— Begin —

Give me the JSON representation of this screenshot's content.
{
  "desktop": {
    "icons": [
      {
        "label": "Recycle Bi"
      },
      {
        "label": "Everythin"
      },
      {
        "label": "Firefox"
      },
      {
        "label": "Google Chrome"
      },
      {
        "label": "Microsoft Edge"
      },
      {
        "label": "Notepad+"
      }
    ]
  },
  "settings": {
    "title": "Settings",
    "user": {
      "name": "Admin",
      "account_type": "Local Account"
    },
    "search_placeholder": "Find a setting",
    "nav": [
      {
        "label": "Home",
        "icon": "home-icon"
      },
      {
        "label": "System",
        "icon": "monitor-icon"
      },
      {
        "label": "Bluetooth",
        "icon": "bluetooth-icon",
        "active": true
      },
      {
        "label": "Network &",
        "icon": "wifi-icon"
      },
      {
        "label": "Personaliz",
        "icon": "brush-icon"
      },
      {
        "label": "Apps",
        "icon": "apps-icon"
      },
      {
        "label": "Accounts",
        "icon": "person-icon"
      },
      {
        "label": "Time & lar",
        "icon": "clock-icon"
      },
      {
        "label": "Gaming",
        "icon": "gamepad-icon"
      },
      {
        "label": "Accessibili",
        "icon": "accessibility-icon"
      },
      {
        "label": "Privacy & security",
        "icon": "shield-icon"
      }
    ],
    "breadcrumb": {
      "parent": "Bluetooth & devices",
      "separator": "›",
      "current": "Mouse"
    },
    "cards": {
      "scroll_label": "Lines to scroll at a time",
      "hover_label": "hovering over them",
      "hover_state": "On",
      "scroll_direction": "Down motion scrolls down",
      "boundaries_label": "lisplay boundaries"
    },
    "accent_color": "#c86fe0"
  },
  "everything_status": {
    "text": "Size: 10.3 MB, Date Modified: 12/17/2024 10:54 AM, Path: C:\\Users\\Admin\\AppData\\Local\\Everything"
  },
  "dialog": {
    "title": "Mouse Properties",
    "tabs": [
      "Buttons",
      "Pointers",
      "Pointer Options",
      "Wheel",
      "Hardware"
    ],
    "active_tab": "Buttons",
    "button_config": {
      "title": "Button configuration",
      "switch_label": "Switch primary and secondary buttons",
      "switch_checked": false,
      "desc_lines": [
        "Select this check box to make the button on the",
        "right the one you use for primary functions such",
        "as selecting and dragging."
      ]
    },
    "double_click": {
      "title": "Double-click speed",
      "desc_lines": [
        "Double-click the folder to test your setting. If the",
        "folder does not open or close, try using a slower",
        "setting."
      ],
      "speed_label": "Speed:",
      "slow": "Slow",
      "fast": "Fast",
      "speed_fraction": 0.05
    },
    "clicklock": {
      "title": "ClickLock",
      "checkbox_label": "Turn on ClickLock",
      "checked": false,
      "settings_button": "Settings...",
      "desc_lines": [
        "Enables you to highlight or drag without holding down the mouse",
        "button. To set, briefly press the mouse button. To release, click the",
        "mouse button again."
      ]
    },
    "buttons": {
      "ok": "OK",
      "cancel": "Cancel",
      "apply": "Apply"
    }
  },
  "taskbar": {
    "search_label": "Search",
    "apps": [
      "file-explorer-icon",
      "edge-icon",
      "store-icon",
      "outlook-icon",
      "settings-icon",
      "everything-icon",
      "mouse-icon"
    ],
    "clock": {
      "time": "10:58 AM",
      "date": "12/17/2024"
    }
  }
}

— End —

EXERCISE DESCRIPTION: Using the listing, copy every line where the word "down" shows up.

WRITTEN REPLY:
      "scroll_direction": "Down motion scrolls down",
        "Enables you to highlight or drag without holding down the mouse",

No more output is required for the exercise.